■ WHAT YOU ARE ASKED TO DO: Extract every record, keeping each one exactly as it is.
start
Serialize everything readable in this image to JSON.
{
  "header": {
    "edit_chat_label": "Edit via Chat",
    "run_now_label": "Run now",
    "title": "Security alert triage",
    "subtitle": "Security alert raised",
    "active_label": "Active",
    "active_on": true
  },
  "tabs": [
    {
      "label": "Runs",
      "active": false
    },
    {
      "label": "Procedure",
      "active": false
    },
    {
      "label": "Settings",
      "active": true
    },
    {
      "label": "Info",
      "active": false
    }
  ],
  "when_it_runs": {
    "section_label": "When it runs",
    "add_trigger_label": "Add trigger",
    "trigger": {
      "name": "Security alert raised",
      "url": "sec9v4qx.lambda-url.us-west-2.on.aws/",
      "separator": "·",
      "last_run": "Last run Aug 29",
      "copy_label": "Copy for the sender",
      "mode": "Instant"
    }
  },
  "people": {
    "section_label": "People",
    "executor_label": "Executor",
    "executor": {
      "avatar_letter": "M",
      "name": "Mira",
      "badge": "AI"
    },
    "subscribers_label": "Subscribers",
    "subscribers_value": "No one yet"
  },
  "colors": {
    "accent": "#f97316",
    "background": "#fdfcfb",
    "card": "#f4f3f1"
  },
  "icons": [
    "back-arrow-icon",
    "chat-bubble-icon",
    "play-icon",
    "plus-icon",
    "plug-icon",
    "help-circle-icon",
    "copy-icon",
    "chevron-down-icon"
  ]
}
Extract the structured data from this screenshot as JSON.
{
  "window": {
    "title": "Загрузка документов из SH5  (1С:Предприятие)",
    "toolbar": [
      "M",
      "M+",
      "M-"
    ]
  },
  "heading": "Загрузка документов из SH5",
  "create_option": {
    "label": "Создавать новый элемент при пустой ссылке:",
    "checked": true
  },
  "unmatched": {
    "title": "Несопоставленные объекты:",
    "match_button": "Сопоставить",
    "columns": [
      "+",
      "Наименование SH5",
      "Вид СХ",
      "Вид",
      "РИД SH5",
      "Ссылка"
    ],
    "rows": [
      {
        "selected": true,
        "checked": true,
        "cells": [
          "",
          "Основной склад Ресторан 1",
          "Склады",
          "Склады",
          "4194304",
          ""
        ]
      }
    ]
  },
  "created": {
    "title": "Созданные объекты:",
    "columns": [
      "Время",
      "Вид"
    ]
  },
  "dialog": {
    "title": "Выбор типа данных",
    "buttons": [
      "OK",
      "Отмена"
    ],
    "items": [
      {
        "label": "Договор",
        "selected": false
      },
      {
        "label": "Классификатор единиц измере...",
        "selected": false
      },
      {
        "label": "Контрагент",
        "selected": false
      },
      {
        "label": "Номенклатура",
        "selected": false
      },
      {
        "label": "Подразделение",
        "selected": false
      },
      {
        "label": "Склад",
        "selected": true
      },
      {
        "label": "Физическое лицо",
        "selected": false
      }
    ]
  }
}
end
■ EXPECTED ANSWER:
Serialize everything readable in this image to JSON.
{
  "header": {
    "edit_chat_label": "Edit via Chat",
    "run_now_label": "Run now",
    "title": "Security alert triage",
    "subtitle": "Security alert raised",
    "active_label": "Active",
    "active_on": true
  },
  "tabs": [
    {
      "label": "Runs",
      "active": false
    },
    {
      "label": "Procedure",
      "active": false
    },
    {
      "label": "Settings",
      "active": true
    },
    {
      "label": "Info",
      "active": false
    }
  ],
  "when_it_runs": {
    "section_label": "When it runs",
    "add_trigger_label": "Add trigger",
    "trigger": {
      "name": "Security alert raised",
      "url": "sec9v4qx.lambda-url.us-west-2.on.aws/",
      "separator": "·",
      "last_run": "Last run Aug 29",
      "copy_label": "Copy for the sender",
      "mode": "Instant"
    }
  },
  "people": {
    "section_label": "People",
    "executor_label": "Executor",
    "executor": {
      "avatar_letter": "M",
      "name": "Mira",
      "badge": "AI"
    },
    "subscribers_label": "Subscribers",
    "subscribers_value": "No one yet"
  },
  "colors": {
    "accent": "#f97316",
    "background": "#fdfcfb",
    "card": "#f4f3f1"
  },
  "icons": [
    "back-arrow-icon",
    "chat-bubble-icon",
    "play-icon",
    "plus-icon",
    "plug-icon",
    "help-circle-icon",
    "copy-icon",
    "chevron-down-icon"
  ]
}
Extract the structured data from this screenshot as JSON.
{
  "window": {
    "title": "Загрузка документов из SH5  (1С:Предприятие)",
    "toolbar": [
      "M",
      "M+",
      "M-"
    ]
  },
  "heading": "Загрузка документов из SH5",
  "create_option": {
    "label": "Создавать новый элемент при пустой ссылке:",
    "checked": true
  },
  "unmatched": {
    "title": "Несопоставленные объекты:",
    "match_button": "Сопоставить",
    "columns": [
      "+",
      "Наименование SH5",
      "Вид СХ",
      "Вид",
      "РИД SH5",
      "Ссылка"
    ],
    "rows": [
      {
        "selected": true,
        "checked": true,
        "cells": [
          "",
          "Основной склад Ресторан 1",
          "Склады",
          "Склады",
          "4194304",
          ""
        ]
      }
    ]
  },
  "created": {
    "title": "Созданные объекты:",
    "columns": [
      "Время",
      "Вид"
    ]
  },
  "dialog": {
    "title": "Выбор типа данных",
    "buttons": [
      "OK",
      "Отмена"
    ],
    "items": [
      {
        "label": "Договор",
        "selected": false
      },
      {
        "label": "Классификатор единиц измере...",
        "selected": false
      },
      {
        "label": "Контрагент",
        "selected": false
      },
      {
        "label": "Номенклатура",
        "selected": false
      },
      {
        "label": "Подразделение",
        "selected": false
      },
      {
        "label": "Склад",
        "selected": true
      },
      {
        "label": "Физическое лицо",
        "selected": false
      }
    ]
  }
}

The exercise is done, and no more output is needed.